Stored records
+ + + + + + +
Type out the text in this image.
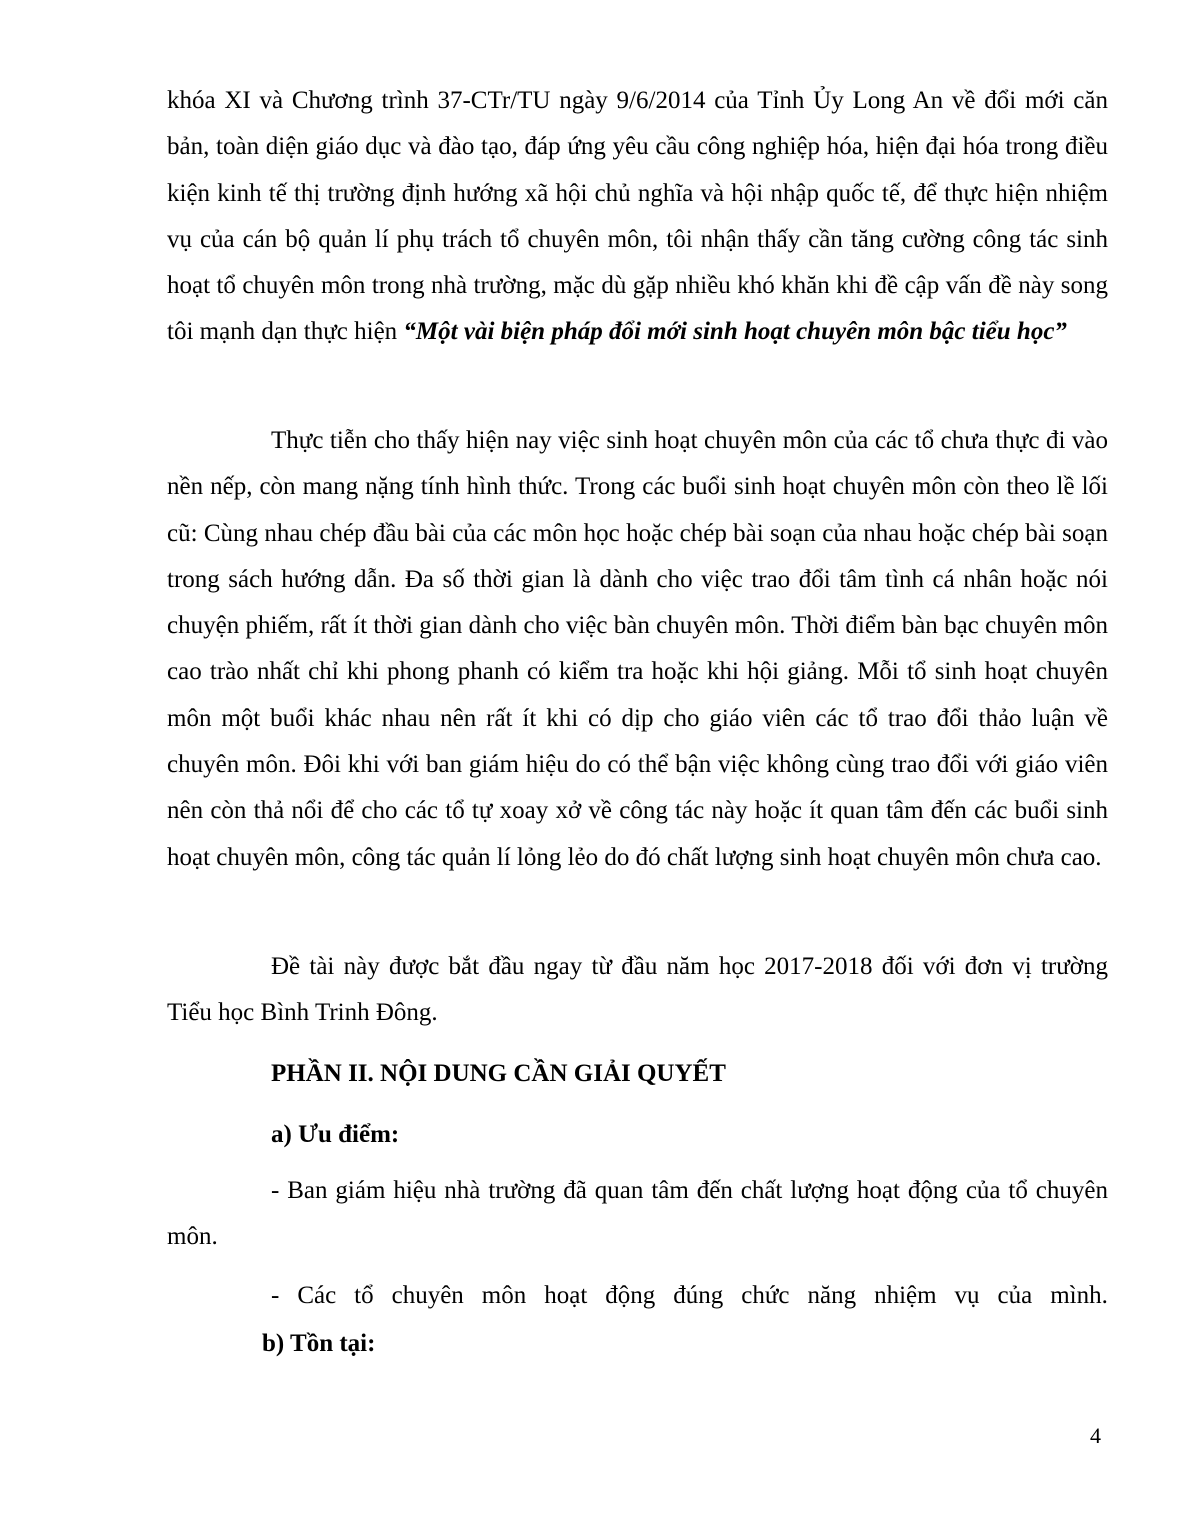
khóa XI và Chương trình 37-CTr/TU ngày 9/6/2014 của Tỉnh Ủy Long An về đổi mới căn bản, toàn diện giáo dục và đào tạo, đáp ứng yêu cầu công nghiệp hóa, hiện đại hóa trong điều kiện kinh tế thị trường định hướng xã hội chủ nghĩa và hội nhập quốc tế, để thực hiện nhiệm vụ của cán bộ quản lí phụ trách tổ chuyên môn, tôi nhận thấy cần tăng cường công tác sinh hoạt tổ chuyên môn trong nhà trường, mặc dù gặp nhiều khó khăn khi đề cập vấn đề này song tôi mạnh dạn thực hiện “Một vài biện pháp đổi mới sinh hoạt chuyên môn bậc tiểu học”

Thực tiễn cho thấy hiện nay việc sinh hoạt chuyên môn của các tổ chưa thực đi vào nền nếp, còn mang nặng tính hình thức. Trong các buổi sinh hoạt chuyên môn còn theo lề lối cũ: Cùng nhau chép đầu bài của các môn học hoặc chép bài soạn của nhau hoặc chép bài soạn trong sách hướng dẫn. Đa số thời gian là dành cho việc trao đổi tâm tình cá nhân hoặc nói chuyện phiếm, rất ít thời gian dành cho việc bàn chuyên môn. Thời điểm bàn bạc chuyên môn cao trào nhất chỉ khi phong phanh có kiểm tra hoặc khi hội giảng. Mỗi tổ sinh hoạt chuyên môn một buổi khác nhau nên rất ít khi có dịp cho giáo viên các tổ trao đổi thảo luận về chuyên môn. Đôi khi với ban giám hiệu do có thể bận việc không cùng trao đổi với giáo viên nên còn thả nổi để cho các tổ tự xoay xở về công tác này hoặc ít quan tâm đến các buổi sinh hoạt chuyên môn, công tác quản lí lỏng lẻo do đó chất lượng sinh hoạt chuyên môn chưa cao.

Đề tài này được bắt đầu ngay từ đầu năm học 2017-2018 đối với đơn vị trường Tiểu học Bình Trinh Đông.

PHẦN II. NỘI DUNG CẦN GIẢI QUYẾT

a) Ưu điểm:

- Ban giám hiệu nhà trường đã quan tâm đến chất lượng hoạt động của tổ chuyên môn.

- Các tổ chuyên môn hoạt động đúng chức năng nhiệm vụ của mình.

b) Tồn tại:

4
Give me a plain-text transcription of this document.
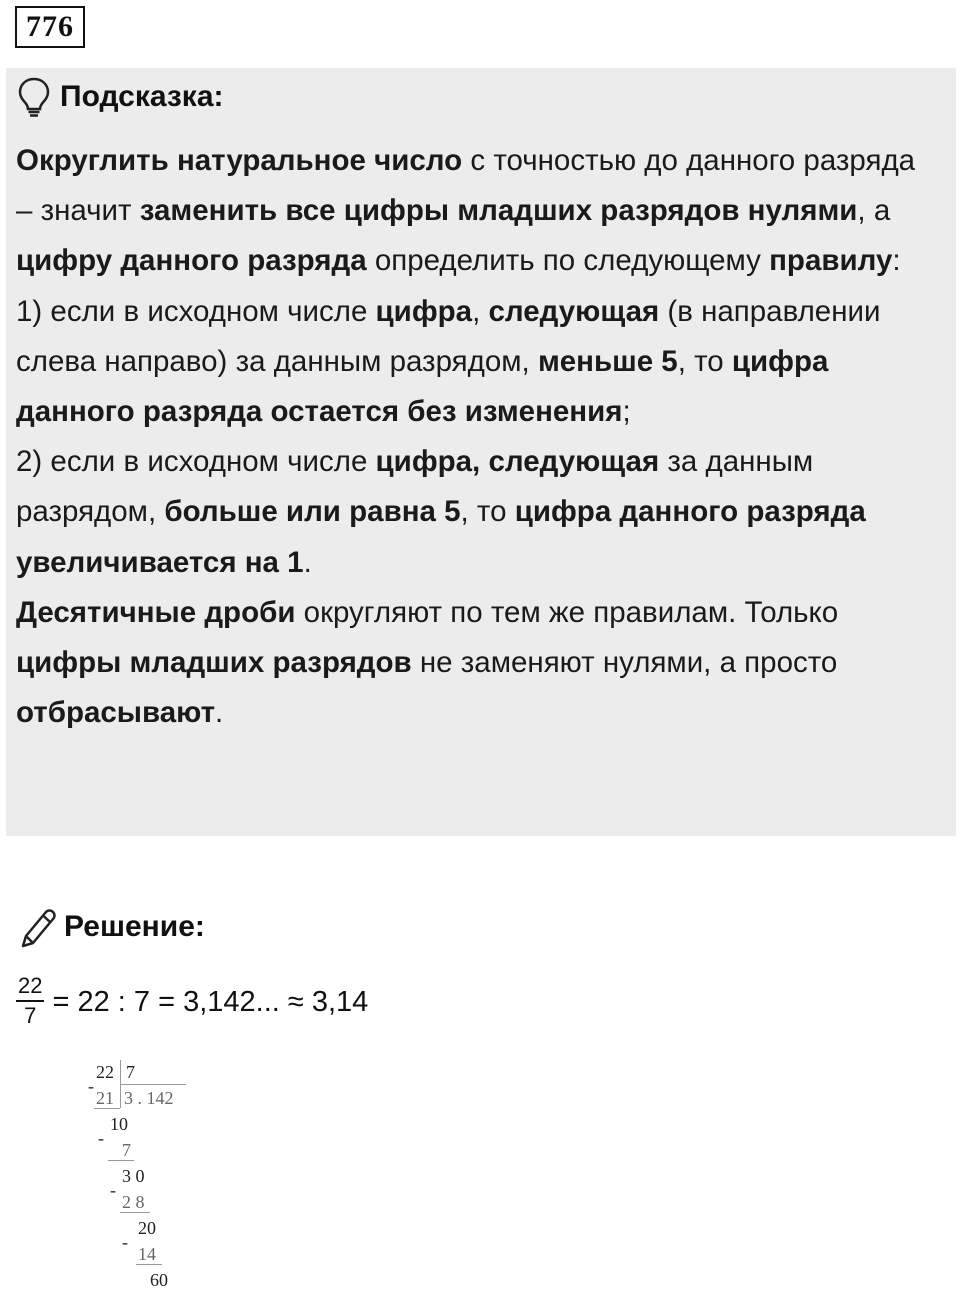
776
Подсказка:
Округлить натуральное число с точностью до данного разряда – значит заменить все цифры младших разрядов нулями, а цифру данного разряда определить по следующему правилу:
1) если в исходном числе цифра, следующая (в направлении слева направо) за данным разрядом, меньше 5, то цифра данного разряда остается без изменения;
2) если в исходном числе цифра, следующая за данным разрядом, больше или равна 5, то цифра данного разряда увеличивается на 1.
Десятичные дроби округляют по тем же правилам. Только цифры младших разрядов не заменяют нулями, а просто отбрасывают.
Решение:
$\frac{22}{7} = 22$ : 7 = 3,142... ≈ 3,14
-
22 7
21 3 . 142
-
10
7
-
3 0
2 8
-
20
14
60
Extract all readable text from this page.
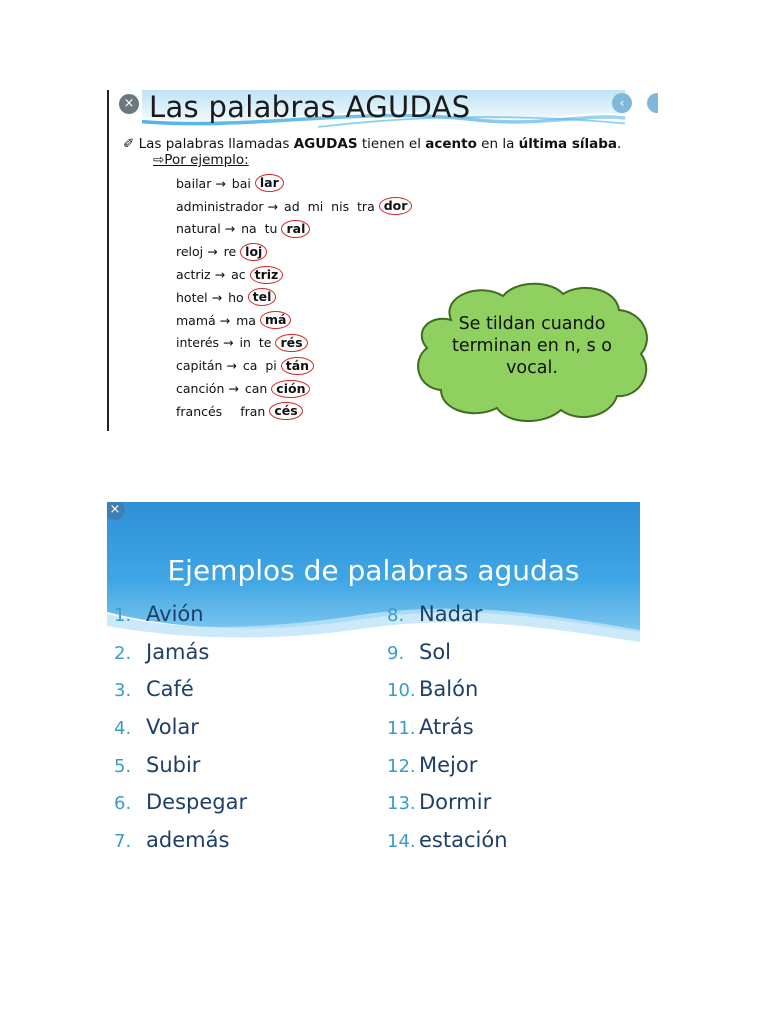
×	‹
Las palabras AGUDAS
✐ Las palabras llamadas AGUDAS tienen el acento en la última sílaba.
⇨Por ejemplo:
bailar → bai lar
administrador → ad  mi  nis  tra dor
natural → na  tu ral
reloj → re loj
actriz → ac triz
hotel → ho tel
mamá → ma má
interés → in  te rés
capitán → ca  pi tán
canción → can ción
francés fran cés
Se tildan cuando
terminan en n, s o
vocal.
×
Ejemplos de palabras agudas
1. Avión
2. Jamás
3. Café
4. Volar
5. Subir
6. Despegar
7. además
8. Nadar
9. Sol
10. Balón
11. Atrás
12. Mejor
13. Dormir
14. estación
+ + + + + + +
Request: Find the line containing "Extract all readable text from this page." in the listing above. Please restate word for word that line through the last one, leaving out the pictures.

Full solution:
Extract all readable text from this page.
×	‹
Las palabras AGUDAS
✐ Las palabras llamadas AGUDAS tienen el acento en la última sílaba.
⇨Por ejemplo:
bailar → bai lar
administrador → ad  mi  nis  tra dor
natural → na  tu ral
reloj → re loj
actriz → ac triz
hotel → ho tel
mamá → ma má
interés → in  te rés
capitán → ca  pi tán
canción → can ción
francés fran cés
Se tildan cuando
terminan en n, s o
vocal.
×
Ejemplos de palabras agudas
1. Avión
2. Jamás
3. Café
4. Volar
5. Subir
6. Despegar
7. además
8. Nadar
9. Sol
10. Balón
11. Atrás
12. Mejor
13. Dormir
14. estación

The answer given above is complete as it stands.